» **WRITTEN REQUEST**
Tally the lines containing "JSON" and report the number alone.
○ ○ ○ ○ ○
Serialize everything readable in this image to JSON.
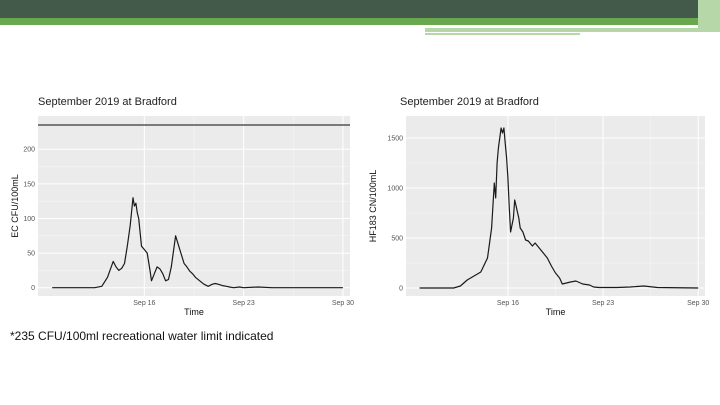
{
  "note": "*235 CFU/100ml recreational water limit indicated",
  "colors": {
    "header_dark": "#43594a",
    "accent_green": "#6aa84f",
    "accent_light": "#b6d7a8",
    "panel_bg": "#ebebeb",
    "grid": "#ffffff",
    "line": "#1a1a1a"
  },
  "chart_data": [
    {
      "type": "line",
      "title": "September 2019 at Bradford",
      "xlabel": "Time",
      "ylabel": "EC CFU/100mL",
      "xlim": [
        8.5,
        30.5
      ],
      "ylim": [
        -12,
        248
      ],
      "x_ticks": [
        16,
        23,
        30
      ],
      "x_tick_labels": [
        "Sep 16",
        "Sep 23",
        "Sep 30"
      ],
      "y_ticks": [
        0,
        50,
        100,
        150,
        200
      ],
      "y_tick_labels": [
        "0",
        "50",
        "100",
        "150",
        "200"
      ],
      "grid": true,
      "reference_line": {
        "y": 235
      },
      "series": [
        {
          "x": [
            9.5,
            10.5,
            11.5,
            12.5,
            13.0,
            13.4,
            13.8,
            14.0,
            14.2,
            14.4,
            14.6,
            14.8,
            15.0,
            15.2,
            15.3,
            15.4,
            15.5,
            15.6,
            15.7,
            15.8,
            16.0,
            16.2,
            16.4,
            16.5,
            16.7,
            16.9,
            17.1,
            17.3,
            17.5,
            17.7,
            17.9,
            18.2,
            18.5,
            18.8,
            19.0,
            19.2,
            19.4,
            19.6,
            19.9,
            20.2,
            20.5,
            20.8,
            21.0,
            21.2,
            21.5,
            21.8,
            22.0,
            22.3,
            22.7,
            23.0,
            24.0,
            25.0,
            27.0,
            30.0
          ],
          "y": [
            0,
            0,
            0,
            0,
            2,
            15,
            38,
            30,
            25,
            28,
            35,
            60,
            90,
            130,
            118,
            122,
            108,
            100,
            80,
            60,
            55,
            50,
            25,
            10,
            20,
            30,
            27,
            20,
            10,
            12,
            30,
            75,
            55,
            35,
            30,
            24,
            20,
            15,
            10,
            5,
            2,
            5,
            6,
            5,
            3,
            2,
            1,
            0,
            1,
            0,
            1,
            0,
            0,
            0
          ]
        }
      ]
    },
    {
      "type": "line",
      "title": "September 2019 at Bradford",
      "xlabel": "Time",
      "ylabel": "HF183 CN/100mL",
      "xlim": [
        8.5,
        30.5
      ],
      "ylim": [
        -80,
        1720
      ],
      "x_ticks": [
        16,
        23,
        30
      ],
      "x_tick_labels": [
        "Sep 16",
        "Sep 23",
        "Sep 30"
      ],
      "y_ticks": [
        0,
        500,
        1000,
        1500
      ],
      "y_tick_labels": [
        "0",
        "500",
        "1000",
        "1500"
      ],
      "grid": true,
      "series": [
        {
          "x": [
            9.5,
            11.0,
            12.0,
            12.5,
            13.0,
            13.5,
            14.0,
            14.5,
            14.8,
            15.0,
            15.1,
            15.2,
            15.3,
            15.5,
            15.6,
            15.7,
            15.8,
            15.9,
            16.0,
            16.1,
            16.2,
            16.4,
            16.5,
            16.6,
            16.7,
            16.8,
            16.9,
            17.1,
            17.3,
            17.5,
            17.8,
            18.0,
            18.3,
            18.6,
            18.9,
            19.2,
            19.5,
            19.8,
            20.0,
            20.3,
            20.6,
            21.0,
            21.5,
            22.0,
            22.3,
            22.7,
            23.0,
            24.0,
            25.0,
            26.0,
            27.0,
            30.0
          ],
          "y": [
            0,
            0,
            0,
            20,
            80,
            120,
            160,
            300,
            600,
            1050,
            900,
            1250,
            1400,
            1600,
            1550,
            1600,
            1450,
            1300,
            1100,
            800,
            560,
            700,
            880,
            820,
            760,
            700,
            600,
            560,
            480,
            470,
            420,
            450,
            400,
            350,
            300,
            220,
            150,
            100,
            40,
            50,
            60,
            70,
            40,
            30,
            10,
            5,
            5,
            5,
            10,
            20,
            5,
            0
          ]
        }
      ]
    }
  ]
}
○ ○ ○ ○ ○
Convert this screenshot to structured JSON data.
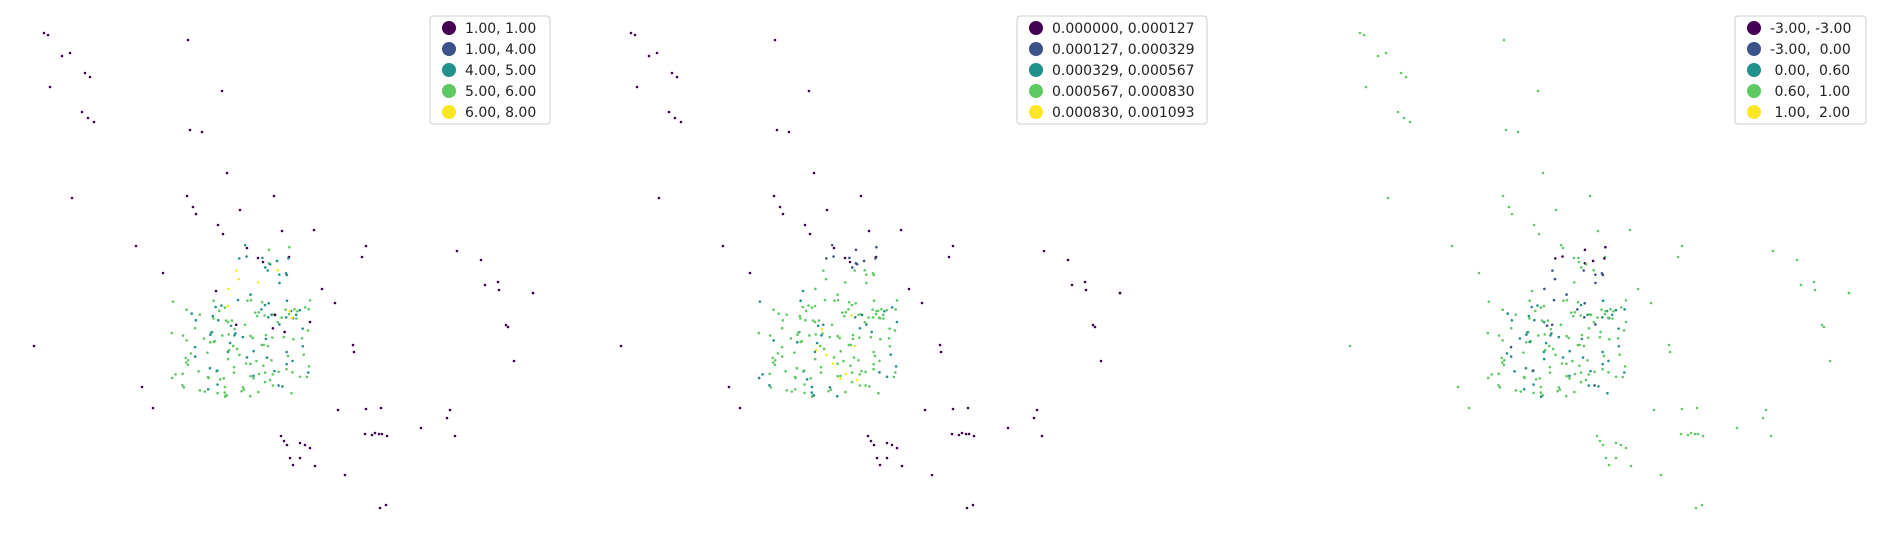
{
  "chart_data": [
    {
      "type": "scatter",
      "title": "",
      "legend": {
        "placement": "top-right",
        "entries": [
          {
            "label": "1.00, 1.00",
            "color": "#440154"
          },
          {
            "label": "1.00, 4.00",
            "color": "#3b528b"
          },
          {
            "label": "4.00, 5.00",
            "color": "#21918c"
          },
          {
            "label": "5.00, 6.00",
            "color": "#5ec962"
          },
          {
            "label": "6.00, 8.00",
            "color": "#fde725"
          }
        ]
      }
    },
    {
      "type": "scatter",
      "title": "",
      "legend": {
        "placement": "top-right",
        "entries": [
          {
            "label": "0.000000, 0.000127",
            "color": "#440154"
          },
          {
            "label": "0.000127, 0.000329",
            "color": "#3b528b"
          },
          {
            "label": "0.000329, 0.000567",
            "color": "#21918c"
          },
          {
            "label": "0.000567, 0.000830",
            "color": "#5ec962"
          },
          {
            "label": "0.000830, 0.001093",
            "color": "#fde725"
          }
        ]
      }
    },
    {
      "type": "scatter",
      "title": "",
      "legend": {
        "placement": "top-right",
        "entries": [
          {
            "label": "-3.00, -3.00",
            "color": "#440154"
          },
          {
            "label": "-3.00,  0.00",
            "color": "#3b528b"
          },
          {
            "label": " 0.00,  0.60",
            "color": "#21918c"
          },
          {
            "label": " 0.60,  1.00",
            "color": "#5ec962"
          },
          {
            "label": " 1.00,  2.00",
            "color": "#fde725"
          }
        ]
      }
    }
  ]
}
○ ○ ○ ○ ○
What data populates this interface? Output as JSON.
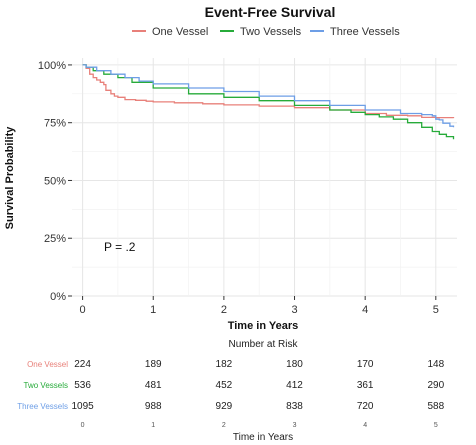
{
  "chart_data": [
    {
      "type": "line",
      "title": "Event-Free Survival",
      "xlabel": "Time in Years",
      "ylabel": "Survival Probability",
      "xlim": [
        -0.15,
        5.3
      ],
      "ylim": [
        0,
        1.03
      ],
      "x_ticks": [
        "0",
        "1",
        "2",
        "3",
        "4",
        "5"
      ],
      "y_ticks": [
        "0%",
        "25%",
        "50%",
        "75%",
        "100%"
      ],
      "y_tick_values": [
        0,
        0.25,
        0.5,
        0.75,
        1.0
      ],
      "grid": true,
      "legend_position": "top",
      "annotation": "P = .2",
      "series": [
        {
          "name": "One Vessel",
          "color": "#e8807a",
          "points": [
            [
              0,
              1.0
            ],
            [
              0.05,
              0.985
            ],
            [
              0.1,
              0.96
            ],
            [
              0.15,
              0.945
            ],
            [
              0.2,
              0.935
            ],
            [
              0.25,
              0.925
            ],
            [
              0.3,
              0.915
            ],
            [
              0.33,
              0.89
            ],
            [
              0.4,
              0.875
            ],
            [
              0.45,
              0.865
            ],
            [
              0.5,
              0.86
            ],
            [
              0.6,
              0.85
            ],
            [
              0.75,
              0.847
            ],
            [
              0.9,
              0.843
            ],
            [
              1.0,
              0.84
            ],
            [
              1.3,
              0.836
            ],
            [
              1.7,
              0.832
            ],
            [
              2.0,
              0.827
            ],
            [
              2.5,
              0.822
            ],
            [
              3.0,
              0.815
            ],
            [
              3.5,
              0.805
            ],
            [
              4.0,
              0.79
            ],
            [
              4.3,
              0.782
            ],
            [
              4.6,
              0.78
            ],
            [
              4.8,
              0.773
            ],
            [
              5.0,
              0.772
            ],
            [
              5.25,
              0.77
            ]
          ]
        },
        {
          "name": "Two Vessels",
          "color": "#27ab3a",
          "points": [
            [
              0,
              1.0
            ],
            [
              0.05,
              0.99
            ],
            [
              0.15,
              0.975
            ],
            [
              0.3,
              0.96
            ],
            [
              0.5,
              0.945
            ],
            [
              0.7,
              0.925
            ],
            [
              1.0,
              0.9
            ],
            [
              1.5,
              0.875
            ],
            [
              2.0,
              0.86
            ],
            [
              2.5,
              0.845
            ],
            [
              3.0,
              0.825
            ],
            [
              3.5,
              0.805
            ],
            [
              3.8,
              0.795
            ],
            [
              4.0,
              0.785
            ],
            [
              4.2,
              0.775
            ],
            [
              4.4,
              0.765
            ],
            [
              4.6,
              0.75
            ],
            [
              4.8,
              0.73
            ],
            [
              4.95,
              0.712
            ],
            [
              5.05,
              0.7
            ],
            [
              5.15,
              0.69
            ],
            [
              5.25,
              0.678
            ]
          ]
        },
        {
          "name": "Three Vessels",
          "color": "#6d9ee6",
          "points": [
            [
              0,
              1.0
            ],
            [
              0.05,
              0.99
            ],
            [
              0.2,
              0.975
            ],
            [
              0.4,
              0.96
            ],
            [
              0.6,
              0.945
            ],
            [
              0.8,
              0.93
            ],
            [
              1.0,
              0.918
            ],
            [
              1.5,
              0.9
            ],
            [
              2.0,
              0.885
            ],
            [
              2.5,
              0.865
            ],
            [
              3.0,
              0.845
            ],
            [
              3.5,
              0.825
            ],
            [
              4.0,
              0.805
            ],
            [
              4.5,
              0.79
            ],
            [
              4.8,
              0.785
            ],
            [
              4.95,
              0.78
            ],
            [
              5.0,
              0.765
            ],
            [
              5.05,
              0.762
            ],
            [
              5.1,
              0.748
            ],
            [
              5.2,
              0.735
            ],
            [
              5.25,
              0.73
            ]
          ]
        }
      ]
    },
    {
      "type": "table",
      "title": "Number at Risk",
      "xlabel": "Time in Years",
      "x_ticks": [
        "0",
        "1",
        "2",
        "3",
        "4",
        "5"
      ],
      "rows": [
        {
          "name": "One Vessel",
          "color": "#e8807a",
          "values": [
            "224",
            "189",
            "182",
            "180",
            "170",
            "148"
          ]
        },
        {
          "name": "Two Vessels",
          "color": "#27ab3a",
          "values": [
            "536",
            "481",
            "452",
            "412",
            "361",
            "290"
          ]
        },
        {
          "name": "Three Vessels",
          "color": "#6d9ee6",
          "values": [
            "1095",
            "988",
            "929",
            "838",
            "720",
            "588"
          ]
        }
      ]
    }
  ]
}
○ ○ ○ ○ ○
» **TASK OUTPUT**
3